SELECTED PASSAGE
************

Sunday, July 25, 2010

What to do...

How do you ask/tell something you know will be upsetting? It's important that I ask/tell or find a way around it but I don't like being sneaky about this. I'm trying to build up my courage and talk about it anyway, even though I know it will be bad and she will not be open and will not be understanding at all. She will be disappointed but I think I could handle it because with they way things are going, she's going to be disappointed in my a lot and I really don't care anymore, she's so unreasonable... I just don't know. I guess I will have to talk to Harry and see what he says... We have a lot to talk about....

Friday, July 16, 2010

i really hate crying.

i just managed to screw my whole life over on facebook. i hate the feeling i have right now. The one where you know your being stupid and your wrong but you cant do anything about it and the guy i love doesnt understand. i hate that for the first time he doesnt understand and i cant explain it any differently. I really really hate this. and i dont have anyone to talk to because the only person i want to talk to doesnt understand and it kinda hurts. Alot.

Monday, July 12, 2010

Well...

************

GOAL A
In the blog excerpt, whom does the writer plan to talk to in the post dated Sunday, July 25, 2010?
The blog excerpt and the entries that follow it are unrelated to each other.

************

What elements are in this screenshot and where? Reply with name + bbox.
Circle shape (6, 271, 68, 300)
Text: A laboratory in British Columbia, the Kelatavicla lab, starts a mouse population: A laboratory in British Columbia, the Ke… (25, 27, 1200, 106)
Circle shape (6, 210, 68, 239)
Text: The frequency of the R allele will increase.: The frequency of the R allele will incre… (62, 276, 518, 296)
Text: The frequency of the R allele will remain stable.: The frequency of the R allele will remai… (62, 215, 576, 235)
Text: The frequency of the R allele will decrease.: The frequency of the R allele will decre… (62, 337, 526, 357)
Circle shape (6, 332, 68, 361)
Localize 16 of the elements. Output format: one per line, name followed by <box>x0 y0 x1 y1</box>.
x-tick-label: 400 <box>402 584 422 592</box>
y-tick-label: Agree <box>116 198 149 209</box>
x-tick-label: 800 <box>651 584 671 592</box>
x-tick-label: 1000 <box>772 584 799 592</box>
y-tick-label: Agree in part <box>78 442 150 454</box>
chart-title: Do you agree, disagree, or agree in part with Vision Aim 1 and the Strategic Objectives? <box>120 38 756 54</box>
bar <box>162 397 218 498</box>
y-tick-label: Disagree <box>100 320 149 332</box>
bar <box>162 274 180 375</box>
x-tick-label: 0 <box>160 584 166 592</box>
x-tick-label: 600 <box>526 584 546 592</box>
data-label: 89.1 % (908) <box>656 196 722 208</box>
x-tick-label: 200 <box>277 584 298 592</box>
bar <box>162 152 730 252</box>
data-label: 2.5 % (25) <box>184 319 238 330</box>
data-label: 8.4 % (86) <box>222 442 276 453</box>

************

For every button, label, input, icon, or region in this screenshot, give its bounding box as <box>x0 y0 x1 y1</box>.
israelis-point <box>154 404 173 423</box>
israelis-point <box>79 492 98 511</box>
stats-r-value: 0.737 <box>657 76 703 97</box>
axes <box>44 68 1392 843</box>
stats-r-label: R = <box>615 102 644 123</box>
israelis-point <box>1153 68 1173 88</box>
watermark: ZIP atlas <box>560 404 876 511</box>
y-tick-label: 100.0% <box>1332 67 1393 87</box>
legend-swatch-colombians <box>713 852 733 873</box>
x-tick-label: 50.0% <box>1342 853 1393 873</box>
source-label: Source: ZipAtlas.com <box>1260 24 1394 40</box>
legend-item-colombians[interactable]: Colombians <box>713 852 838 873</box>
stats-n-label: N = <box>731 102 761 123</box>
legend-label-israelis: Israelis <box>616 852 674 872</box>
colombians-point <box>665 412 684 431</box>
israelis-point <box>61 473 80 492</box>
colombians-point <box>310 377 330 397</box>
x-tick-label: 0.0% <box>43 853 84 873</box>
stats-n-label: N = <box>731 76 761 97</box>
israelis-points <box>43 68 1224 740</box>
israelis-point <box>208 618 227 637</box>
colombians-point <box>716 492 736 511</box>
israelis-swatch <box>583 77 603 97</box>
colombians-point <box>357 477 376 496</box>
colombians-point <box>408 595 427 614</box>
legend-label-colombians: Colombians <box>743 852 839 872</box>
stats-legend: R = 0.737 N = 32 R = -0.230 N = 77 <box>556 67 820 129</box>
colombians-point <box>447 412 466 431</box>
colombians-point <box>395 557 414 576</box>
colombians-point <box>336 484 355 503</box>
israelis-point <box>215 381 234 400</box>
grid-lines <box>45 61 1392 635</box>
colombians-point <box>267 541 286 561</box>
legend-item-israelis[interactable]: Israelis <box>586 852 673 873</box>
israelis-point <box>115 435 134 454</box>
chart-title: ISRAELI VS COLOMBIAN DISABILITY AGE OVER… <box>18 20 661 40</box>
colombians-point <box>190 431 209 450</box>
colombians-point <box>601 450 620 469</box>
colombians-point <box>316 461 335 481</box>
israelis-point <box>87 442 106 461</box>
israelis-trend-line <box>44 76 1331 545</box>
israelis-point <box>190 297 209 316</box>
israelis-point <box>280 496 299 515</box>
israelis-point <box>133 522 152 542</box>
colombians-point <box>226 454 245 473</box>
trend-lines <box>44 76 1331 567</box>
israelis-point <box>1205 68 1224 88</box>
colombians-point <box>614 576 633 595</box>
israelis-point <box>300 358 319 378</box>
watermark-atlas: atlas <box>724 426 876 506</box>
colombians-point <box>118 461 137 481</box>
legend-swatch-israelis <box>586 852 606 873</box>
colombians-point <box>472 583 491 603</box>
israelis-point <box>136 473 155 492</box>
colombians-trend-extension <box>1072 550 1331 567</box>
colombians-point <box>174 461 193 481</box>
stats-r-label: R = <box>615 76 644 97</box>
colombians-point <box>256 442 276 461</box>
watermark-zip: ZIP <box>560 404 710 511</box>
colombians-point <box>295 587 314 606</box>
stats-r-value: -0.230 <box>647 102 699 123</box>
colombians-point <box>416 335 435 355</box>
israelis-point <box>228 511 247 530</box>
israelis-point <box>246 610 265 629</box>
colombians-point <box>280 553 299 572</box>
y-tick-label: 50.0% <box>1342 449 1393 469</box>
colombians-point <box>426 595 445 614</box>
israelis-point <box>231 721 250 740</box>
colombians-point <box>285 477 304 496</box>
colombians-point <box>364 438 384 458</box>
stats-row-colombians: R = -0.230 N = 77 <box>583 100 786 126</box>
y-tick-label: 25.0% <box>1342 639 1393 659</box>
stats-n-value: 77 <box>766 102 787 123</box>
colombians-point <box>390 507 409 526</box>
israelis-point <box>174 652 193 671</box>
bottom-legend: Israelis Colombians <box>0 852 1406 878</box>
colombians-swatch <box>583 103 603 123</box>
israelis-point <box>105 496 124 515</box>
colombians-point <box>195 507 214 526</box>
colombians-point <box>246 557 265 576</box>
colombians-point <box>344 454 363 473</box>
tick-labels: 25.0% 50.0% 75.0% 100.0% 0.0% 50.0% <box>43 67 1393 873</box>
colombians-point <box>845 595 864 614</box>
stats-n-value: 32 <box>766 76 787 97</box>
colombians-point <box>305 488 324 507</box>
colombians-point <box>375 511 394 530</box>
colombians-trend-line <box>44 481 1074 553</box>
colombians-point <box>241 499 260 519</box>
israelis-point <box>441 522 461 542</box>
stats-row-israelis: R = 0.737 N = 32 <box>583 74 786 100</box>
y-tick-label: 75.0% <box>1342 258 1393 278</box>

************

GOAL B
Locate every line in the entries that contains the string "part".

CORRECT ANSWER A
Harry

CORRECT ANSWER B
y-tick-label: Agree in part <box>78 442 150 454</box>
chart-title: Do you agree, disagree, or agree in part with Vision Aim 1 and the Strategic Objectives? <box>120 38 756 54</box>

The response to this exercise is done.